Dataset items
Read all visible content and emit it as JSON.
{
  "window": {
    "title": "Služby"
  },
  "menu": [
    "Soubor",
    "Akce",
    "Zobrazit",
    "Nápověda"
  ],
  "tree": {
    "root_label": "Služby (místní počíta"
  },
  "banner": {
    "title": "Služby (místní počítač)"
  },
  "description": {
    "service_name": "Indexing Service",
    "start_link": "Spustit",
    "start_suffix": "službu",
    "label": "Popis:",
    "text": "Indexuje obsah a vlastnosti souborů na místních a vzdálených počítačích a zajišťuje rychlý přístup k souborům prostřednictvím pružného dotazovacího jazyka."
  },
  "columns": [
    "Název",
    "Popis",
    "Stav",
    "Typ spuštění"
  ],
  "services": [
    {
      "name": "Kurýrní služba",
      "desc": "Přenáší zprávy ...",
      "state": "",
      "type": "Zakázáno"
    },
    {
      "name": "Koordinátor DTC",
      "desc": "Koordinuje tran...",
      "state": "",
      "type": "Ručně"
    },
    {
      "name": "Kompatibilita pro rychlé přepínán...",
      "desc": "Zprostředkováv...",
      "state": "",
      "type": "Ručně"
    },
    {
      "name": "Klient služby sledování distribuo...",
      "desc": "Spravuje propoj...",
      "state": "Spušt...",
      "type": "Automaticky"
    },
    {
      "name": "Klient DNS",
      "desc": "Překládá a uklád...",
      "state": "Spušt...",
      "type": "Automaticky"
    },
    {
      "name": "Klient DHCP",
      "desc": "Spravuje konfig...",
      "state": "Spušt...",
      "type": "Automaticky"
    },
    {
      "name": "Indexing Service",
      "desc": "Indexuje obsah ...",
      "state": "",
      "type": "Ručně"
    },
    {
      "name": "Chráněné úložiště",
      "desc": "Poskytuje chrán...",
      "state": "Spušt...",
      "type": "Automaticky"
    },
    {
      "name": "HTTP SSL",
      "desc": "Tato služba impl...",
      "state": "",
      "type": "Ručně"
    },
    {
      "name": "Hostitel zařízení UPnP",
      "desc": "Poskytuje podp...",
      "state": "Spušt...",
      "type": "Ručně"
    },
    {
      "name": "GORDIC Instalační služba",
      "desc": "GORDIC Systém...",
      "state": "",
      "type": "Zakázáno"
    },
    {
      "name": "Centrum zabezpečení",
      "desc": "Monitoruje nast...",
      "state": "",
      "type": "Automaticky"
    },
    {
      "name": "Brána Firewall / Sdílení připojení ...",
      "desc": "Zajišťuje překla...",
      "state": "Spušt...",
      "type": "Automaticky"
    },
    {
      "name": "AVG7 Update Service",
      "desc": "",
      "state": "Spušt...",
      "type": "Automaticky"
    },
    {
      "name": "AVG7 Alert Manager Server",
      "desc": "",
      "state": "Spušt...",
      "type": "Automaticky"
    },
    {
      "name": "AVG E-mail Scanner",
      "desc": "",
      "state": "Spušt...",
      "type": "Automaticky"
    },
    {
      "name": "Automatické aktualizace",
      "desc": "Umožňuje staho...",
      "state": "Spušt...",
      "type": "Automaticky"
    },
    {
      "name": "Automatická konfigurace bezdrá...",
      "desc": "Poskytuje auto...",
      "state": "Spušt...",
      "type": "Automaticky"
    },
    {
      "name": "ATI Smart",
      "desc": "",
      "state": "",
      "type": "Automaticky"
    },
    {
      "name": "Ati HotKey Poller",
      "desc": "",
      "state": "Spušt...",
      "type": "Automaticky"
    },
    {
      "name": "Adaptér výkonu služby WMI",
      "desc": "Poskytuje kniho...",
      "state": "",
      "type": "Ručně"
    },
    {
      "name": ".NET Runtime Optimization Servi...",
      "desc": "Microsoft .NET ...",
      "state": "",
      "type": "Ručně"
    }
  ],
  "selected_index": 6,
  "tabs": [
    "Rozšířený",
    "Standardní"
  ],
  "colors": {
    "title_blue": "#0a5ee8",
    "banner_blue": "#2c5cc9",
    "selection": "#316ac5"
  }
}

(TO DO)
The word "Indexing" may occur in lines of the records. Report how many such lines there are, giving only the number.

(EXPECTED OUTPUT)
2